### What to work on
Everything in the data should be repeated exactly, save for the images.

### Stored dataset items
** BEGIN **
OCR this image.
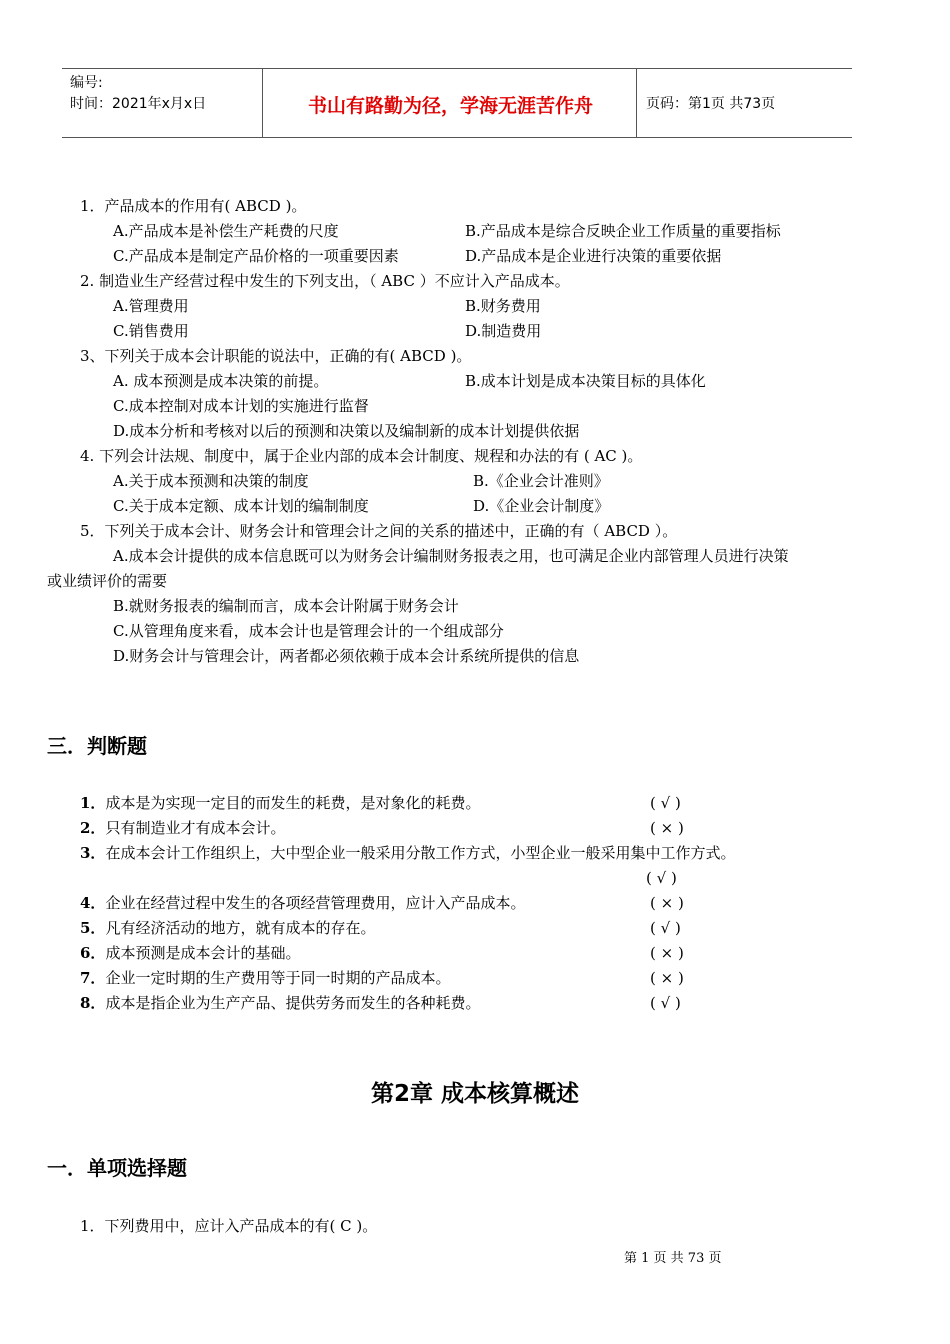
编号:
时间：2021年x月x日	书山有路勤为径，学海无涯苦作舟	页码：第1页 共73页
1．产品成本的作用有( ABCD )。
A.产品成本是补偿生产耗费的尺度	B.产品成本是综合反映企业工作质量的重要指标
C.产品成本是制定产品价格的一项重要因素	D.产品成本是企业进行决策的重要依据
2. 制造业生产经营过程中发生的下列支出，（ ABC ）不应计入产品成本。
A.管理费用	B.财务费用
C.销售费用	D.制造费用
3、下列关于成本会计职能的说法中，正确的有( ABCD )。
A. 成本预测是成本决策的前提。	B.成本计划是成本决策目标的具体化
C.成本控制对成本计划的实施进行监督
D.成本分析和考核对以后的预测和决策以及编制新的成本计划提供依据
4. 下列会计法规、制度中，属于企业内部的成本会计制度、规程和办法的有 ( AC )。
A.关于成本预测和决策的制度	B.《企业会计准则》
C.关于成本定额、成本计划的编制制度	D.《企业会计制度》
5．下列关于成本会计、财务会计和管理会计之间的关系的描述中，正确的有（ ABCD ）。
A.成本会计提供的成本信息既可以为财务会计编制财务报表之用，也可满足企业内部管理人员进行决策
或业绩评价的需要
B.就财务报表的编制而言，成本会计附属于财务会计
C.从管理角度来看，成本会计也是管理会计的一个组成部分
D.财务会计与管理会计，两者都必须依赖于成本会计系统所提供的信息
三．判断题
1．成本是为实现一定目的而发生的耗费，是对象化的耗费。	( √ )
2．只有制造业才有成本会计。	( × )
3．在成本会计工作组织上，大中型企业一般采用分散工作方式，小型企业一般采用集中工作方式。
( √ )
4．企业在经营过程中发生的各项经营管理费用，应计入产品成本。	( × )
5．凡有经济活动的地方，就有成本的存在。	( √ )
6．成本预测是成本会计的基础。	( × )
7．企业一定时期的生产费用等于同一时期的产品成本。	( × )
8．成本是指企业为生产产品、提供劳务而发生的各种耗费。	( √ )
第2章 成本核算概述
一．单项选择题
1．下列费用中，应计入产品成本的有( C )。
第 1 页 共 73 页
** END **
### Task result
OCR this image.
编号:
时间：2021年x月x日	书山有路勤为径，学海无涯苦作舟	页码：第1页 共73页
1．产品成本的作用有( ABCD )。
A.产品成本是补偿生产耗费的尺度	B.产品成本是综合反映企业工作质量的重要指标
C.产品成本是制定产品价格的一项重要因素	D.产品成本是企业进行决策的重要依据
2. 制造业生产经营过程中发生的下列支出，（ ABC ）不应计入产品成本。
A.管理费用	B.财务费用
C.销售费用	D.制造费用
3、下列关于成本会计职能的说法中，正确的有( ABCD )。
A. 成本预测是成本决策的前提。	B.成本计划是成本决策目标的具体化
C.成本控制对成本计划的实施进行监督
D.成本分析和考核对以后的预测和决策以及编制新的成本计划提供依据
4. 下列会计法规、制度中，属于企业内部的成本会计制度、规程和办法的有 ( AC )。
A.关于成本预测和决策的制度	B.《企业会计准则》
C.关于成本定额、成本计划的编制制度	D.《企业会计制度》
5．下列关于成本会计、财务会计和管理会计之间的关系的描述中，正确的有（ ABCD ）。
A.成本会计提供的成本信息既可以为财务会计编制财务报表之用，也可满足企业内部管理人员进行决策
或业绩评价的需要
B.就财务报表的编制而言，成本会计附属于财务会计
C.从管理角度来看，成本会计也是管理会计的一个组成部分
D.财务会计与管理会计，两者都必须依赖于成本会计系统所提供的信息
三．判断题
1．成本是为实现一定目的而发生的耗费，是对象化的耗费。	( √ )
2．只有制造业才有成本会计。	( × )
3．在成本会计工作组织上，大中型企业一般采用分散工作方式，小型企业一般采用集中工作方式。
( √ )
4．企业在经营过程中发生的各项经营管理费用，应计入产品成本。	( × )
5．凡有经济活动的地方，就有成本的存在。	( √ )
6．成本预测是成本会计的基础。	( × )
7．企业一定时期的生产费用等于同一时期的产品成本。	( × )
8．成本是指企业为生产产品、提供劳务而发生的各种耗费。	( √ )
第2章 成本核算概述
一．单项选择题
1．下列费用中，应计入产品成本的有( C )。
第 1 页 共 73 页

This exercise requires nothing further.